* **TASK DIRECTIONS**:
Each record must be retyped in full. No character may differ.

◆ ◆ ◆ ◆

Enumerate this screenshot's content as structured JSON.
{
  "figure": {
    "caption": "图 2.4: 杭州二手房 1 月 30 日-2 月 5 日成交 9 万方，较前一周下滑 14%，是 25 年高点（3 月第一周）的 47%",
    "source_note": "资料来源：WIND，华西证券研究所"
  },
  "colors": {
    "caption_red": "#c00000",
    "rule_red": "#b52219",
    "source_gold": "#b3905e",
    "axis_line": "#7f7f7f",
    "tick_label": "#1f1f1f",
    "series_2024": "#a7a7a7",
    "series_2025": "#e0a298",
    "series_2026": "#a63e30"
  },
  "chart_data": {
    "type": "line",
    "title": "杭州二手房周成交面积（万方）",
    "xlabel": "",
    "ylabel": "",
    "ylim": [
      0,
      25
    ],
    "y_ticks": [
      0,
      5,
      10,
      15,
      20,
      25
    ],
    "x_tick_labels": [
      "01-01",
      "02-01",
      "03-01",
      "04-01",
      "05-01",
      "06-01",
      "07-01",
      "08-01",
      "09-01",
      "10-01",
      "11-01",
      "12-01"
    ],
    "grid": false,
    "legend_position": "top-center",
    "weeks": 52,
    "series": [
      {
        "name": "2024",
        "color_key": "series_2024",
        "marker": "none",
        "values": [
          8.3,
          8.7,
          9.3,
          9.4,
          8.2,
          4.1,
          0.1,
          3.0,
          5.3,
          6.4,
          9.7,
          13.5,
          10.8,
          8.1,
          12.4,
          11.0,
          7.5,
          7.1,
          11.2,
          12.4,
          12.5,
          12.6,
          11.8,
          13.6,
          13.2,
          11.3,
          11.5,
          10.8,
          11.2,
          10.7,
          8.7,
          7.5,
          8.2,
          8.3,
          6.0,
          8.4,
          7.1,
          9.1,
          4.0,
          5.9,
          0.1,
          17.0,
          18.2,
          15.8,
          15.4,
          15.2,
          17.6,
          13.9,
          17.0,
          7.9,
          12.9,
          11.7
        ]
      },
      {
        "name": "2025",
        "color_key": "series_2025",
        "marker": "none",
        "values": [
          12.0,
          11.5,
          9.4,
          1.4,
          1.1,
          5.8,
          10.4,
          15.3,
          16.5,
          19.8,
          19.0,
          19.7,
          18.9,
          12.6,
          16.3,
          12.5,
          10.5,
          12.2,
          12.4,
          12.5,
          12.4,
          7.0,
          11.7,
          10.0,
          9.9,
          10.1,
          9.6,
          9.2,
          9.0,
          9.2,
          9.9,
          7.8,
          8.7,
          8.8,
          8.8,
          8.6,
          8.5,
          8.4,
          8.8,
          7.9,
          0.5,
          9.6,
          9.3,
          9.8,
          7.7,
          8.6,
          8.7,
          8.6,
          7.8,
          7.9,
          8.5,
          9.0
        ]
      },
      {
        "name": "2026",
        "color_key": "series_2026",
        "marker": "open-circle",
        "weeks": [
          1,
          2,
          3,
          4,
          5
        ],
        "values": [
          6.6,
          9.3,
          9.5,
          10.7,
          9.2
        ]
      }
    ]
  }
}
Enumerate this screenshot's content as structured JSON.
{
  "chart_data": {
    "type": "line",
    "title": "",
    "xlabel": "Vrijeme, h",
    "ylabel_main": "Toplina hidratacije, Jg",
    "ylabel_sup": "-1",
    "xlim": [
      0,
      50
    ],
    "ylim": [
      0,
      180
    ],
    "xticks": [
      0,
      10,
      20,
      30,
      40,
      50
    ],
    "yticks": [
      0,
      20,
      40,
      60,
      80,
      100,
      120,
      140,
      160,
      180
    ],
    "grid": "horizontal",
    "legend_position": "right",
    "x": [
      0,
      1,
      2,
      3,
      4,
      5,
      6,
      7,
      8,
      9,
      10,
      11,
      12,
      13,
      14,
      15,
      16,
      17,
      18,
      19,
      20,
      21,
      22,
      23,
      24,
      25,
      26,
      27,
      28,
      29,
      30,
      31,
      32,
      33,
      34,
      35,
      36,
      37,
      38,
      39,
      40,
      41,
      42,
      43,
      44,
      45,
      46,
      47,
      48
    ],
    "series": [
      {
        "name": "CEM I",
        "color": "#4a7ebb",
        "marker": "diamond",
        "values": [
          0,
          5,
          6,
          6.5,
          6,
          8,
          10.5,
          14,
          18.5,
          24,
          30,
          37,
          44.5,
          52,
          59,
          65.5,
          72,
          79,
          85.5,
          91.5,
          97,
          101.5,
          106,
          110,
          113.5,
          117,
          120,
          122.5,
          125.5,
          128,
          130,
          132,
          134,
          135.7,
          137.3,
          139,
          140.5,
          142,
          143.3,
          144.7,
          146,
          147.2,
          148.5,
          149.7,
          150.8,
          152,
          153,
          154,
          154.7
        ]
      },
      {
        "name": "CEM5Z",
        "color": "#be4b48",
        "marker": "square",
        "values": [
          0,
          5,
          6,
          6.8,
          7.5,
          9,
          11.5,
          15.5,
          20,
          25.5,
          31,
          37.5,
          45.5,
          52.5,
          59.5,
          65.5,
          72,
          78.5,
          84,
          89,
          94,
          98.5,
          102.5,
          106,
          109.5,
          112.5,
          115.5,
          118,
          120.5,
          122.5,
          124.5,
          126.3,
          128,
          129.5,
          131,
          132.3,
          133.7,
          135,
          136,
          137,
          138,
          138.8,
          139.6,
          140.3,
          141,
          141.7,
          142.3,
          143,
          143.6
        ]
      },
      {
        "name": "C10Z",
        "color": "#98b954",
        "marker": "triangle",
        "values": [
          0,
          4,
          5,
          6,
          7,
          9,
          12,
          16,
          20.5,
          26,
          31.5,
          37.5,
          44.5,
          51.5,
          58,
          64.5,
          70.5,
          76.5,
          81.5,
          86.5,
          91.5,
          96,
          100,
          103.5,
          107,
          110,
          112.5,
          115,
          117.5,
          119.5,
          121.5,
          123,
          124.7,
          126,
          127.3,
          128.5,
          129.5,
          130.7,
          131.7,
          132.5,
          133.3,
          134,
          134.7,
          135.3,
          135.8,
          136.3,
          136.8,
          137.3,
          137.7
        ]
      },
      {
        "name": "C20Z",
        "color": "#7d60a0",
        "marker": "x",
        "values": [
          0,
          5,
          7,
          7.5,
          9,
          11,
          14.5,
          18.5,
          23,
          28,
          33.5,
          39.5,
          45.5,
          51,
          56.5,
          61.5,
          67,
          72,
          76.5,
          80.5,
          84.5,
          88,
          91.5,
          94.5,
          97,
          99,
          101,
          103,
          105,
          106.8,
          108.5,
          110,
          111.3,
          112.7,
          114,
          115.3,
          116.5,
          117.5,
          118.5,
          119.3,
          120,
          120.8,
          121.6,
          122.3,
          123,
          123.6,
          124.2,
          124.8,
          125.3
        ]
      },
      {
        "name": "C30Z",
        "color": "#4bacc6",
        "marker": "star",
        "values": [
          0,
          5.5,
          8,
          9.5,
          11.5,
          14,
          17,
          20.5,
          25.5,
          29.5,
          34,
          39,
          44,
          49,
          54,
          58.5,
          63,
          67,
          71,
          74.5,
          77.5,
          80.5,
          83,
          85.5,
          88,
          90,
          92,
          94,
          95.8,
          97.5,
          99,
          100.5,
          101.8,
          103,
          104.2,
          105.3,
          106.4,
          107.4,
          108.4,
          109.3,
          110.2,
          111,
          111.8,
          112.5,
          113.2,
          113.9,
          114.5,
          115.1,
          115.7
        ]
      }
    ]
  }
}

◆ ◆ ◆ ◆

* **EXERCISE OUTPUT**:
Enumerate this screenshot's content as structured JSON.
{
  "figure": {
    "caption": "图 2.4: 杭州二手房 1 月 30 日-2 月 5 日成交 9 万方，较前一周下滑 14%，是 25 年高点（3 月第一周）的 47%",
    "source_note": "资料来源：WIND，华西证券研究所"
  },
  "colors": {
    "caption_red": "#c00000",
    "rule_red": "#b52219",
    "source_gold": "#b3905e",
    "axis_line": "#7f7f7f",
    "tick_label": "#1f1f1f",
    "series_2024": "#a7a7a7",
    "series_2025": "#e0a298",
    "series_2026": "#a63e30"
  },
  "chart_data": {
    "type": "line",
    "title": "杭州二手房周成交面积（万方）",
    "xlabel": "",
    "ylabel": "",
    "ylim": [
      0,
      25
    ],
    "y_ticks": [
      0,
      5,
      10,
      15,
      20,
      25
    ],
    "x_tick_labels": [
      "01-01",
      "02-01",
      "03-01",
      "04-01",
      "05-01",
      "06-01",
      "07-01",
      "08-01",
      "09-01",
      "10-01",
      "11-01",
      "12-01"
    ],
    "grid": false,
    "legend_position": "top-center",
    "weeks": 52,
    "series": [
      {
        "name": "2024",
        "color_key": "series_2024",
        "marker": "none",
        "values": [
          8.3,
          8.7,
          9.3,
          9.4,
          8.2,
          4.1,
          0.1,
          3.0,
          5.3,
          6.4,
          9.7,
          13.5,
          10.8,
          8.1,
          12.4,
          11.0,
          7.5,
          7.1,
          11.2,
          12.4,
          12.5,
          12.6,
          11.8,
          13.6,
          13.2,
          11.3,
          11.5,
          10.8,
          11.2,
          10.7,
          8.7,
          7.5,
          8.2,
          8.3,
          6.0,
          8.4,
          7.1,
          9.1,
          4.0,
          5.9,
          0.1,
          17.0,
          18.2,
          15.8,
          15.4,
          15.2,
          17.6,
          13.9,
          17.0,
          7.9,
          12.9,
          11.7
        ]
      },
      {
        "name": "2025",
        "color_key": "series_2025",
        "marker": "none",
        "values": [
          12.0,
          11.5,
          9.4,
          1.4,
          1.1,
          5.8,
          10.4,
          15.3,
          16.5,
          19.8,
          19.0,
          19.7,
          18.9,
          12.6,
          16.3,
          12.5,
          10.5,
          12.2,
          12.4,
          12.5,
          12.4,
          7.0,
          11.7,
          10.0,
          9.9,
          10.1,
          9.6,
          9.2,
          9.0,
          9.2,
          9.9,
          7.8,
          8.7,
          8.8,
          8.8,
          8.6,
          8.5,
          8.4,
          8.8,
          7.9,
          0.5,
          9.6,
          9.3,
          9.8,
          7.7,
          8.6,
          8.7,
          8.6,
          7.8,
          7.9,
          8.5,
          9.0
        ]
      },
      {
        "name": "2026",
        "color_key": "series_2026",
        "marker": "open-circle",
        "weeks": [
          1,
          2,
          3,
          4,
          5
        ],
        "values": [
          6.6,
          9.3,
          9.5,
          10.7,
          9.2
        ]
      }
    ]
  }
}
Enumerate this screenshot's content as structured JSON.
{
  "chart_data": {
    "type": "line",
    "title": "",
    "xlabel": "Vrijeme, h",
    "ylabel_main": "Toplina hidratacije, Jg",
    "ylabel_sup": "-1",
    "xlim": [
      0,
      50
    ],
    "ylim": [
      0,
      180
    ],
    "xticks": [
      0,
      10,
      20,
      30,
      40,
      50
    ],
    "yticks": [
      0,
      20,
      40,
      60,
      80,
      100,
      120,
      140,
      160,
      180
    ],
    "grid": "horizontal",
    "legend_position": "right",
    "x": [
      0,
      1,
      2,
      3,
      4,
      5,
      6,
      7,
      8,
      9,
      10,
      11,
      12,
      13,
      14,
      15,
      16,
      17,
      18,
      19,
      20,
      21,
      22,
      23,
      24,
      25,
      26,
      27,
      28,
      29,
      30,
      31,
      32,
      33,
      34,
      35,
      36,
      37,
      38,
      39,
      40,
      41,
      42,
      43,
      44,
      45,
      46,
      47,
      48
    ],
    "series": [
      {
        "name": "CEM I",
        "color": "#4a7ebb",
        "marker": "diamond",
        "values": [
          0,
          5,
          6,
          6.5,
          6,
          8,
          10.5,
          14,
          18.5,
          24,
          30,
          37,
          44.5,
          52,
          59,
          65.5,
          72,
          79,
          85.5,
          91.5,
          97,
          101.5,
          106,
          110,
          113.5,
          117,
          120,
          122.5,
          125.5,
          128,
          130,
          132,
          134,
          135.7,
          137.3,
          139,
          140.5,
          142,
          143.3,
          144.7,
          146,
          147.2,
          148.5,
          149.7,
          150.8,
          152,
          153,
          154,
          154.7
        ]
      },
      {
        "name": "CEM5Z",
        "color": "#be4b48",
        "marker": "square",
        "values": [
          0,
          5,
          6,
          6.8,
          7.5,
          9,
          11.5,
          15.5,
          20,
          25.5,
          31,
          37.5,
          45.5,
          52.5,
          59.5,
          65.5,
          72,
          78.5,
          84,
          89,
          94,
          98.5,
          102.5,
          106,
          109.5,
          112.5,
          115.5,
          118,
          120.5,
          122.5,
          124.5,
          126.3,
          128,
          129.5,
          131,
          132.3,
          133.7,
          135,
          136,
          137,
          138,
          138.8,
          139.6,
          140.3,
          141,
          141.7,
          142.3,
          143,
          143.6
        ]
      },
      {
        "name": "C10Z",
        "color": "#98b954",
        "marker": "triangle",
        "values": [
          0,
          4,
          5,
          6,
          7,
          9,
          12,
          16,
          20.5,
          26,
          31.5,
          37.5,
          44.5,
          51.5,
          58,
          64.5,
          70.5,
          76.5,
          81.5,
          86.5,
          91.5,
          96,
          100,
          103.5,
          107,
          110,
          112.5,
          115,
          117.5,
          119.5,
          121.5,
          123,
          124.7,
          126,
          127.3,
          128.5,
          129.5,
          130.7,
          131.7,
          132.5,
          133.3,
          134,
          134.7,
          135.3,
          135.8,
          136.3,
          136.8,
          137.3,
          137.7
        ]
      },
      {
        "name": "C20Z",
        "color": "#7d60a0",
        "marker": "x",
        "values": [
          0,
          5,
          7,
          7.5,
          9,
          11,
          14.5,
          18.5,
          23,
          28,
          33.5,
          39.5,
          45.5,
          51,
          56.5,
          61.5,
          67,
          72,
          76.5,
          80.5,
          84.5,
          88,
          91.5,
          94.5,
          97,
          99,
          101,
          103,
          105,
          106.8,
          108.5,
          110,
          111.3,
          112.7,
          114,
          115.3,
          116.5,
          117.5,
          118.5,
          119.3,
          120,
          120.8,
          121.6,
          122.3,
          123,
          123.6,
          124.2,
          124.8,
          125.3
        ]
      },
      {
        "name": "C30Z",
        "color": "#4bacc6",
        "marker": "star",
        "values": [
          0,
          5.5,
          8,
          9.5,
          11.5,
          14,
          17,
          20.5,
          25.5,
          29.5,
          34,
          39,
          44,
          49,
          54,
          58.5,
          63,
          67,
          71,
          74.5,
          77.5,
          80.5,
          83,
          85.5,
          88,
          90,
          92,
          94,
          95.8,
          97.5,
          99,
          100.5,
          101.8,
          103,
          104.2,
          105.3,
          106.4,
          107.4,
          108.4,
          109.3,
          110.2,
          111,
          111.8,
          112.5,
          113.2,
          113.9,
          114.5,
          115.1,
          115.7
        ]
      }
    ]
  }
}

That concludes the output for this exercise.